AVAILABLE RECORDS
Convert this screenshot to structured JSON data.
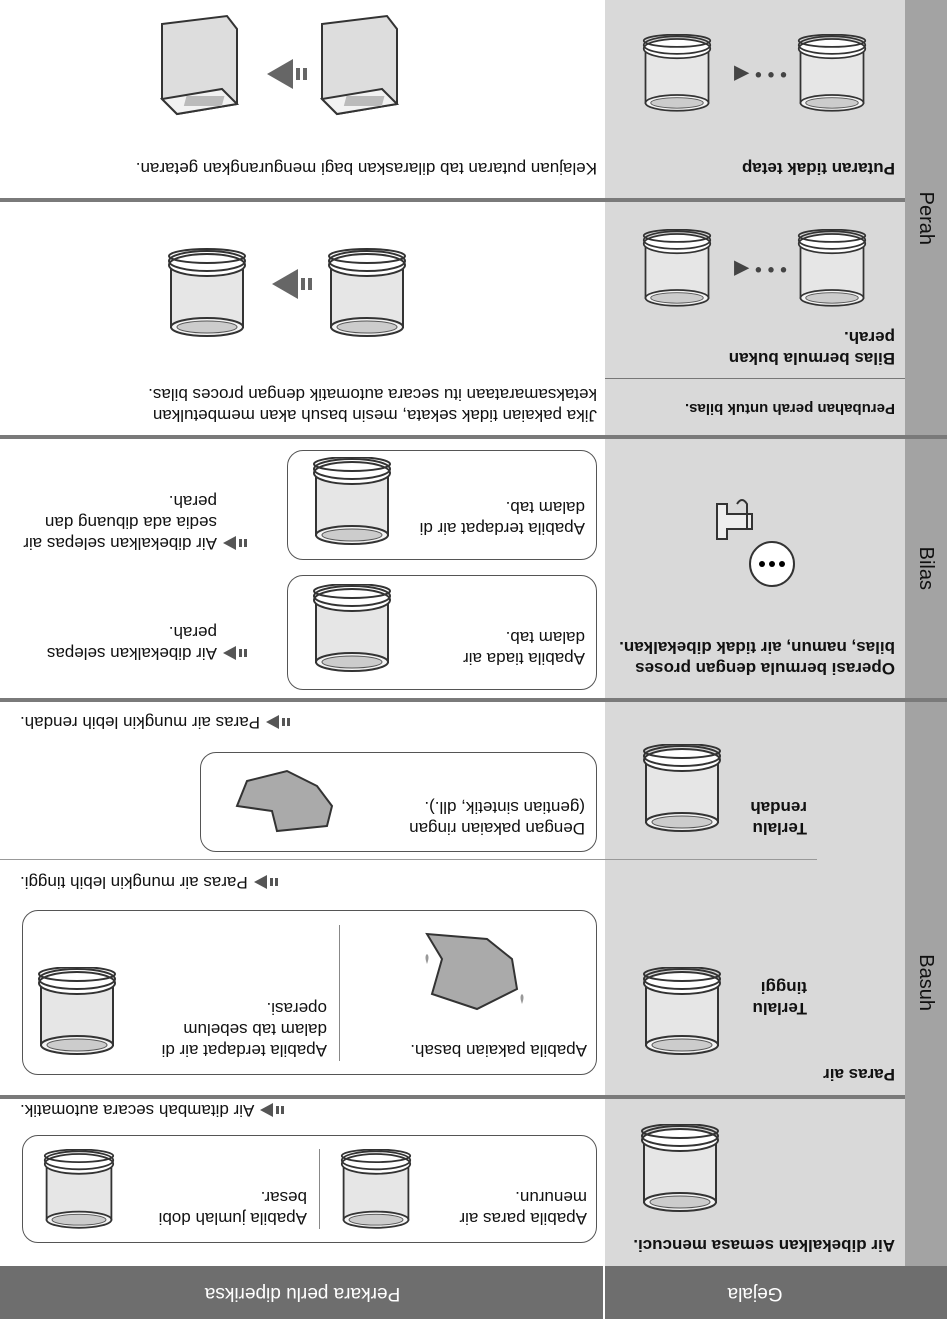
{
  "header": {
    "symptom": "Gejala",
    "check": "Perkara perlu diperiksa"
  },
  "sections": {
    "wash": "Basuh",
    "rinse": "Bilas",
    "spin": "Perah"
  },
  "rows": [
    {
      "symptom": "Air dibekalkan semasa mencuci.",
      "cases": [
        "Apabila paras air menurun.",
        "Apabila jumlah dobi besar."
      ],
      "result": "Air ditambah secara automatik."
    },
    {
      "symptom": "Paras air",
      "sub": [
        {
          "label": "Terlalu tinggi",
          "cases": [
            "Apabila pakaian basah.",
            "Apabila terdapat air di dalam tab sebelum operasi."
          ],
          "result": "Paras air mungkin lebih tinggi."
        },
        {
          "label": "Terlalu rendah",
          "cases": [
            "Dengan pakaian ringan (gentian sintetik, dll.)."
          ],
          "result": "Paras air mungkin lebih rendah."
        }
      ]
    },
    {
      "symptom": "Operasi bermula dengan proses bilas, namun, air tidak dibekalkan.",
      "cases": [
        {
          "text": "Apabila tiada air dalam tab.",
          "result": "Air dibekalkan selepas perah."
        },
        {
          "text": "Apabila terdapat air di dalam tab.",
          "result": "Air dibekalkan selepas air sedia ada dibuang dan perah."
        }
      ]
    },
    {
      "heading": "Perubahan perah untuk bilas.",
      "symptom": "Bilas bermula bukan perah.",
      "result": "Jika pakaian tidak sekata, mesin basuh akan membetulkan ketaksamarataan itu secara automatik dengan proces bilas."
    },
    {
      "symptom": "Putaran tidak tetap",
      "result": "Kelajuan putaran tab dilaraskan bagi mengurangkan getaran."
    }
  ]
}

INSTRUCTION
Show every line from the listing above in which the string "terdapat" appears.

THE SOLUTION
            "Apabila terdapat air di dalam tab sebelum operasi."
          "text": "Apabila terdapat air di dalam tab.",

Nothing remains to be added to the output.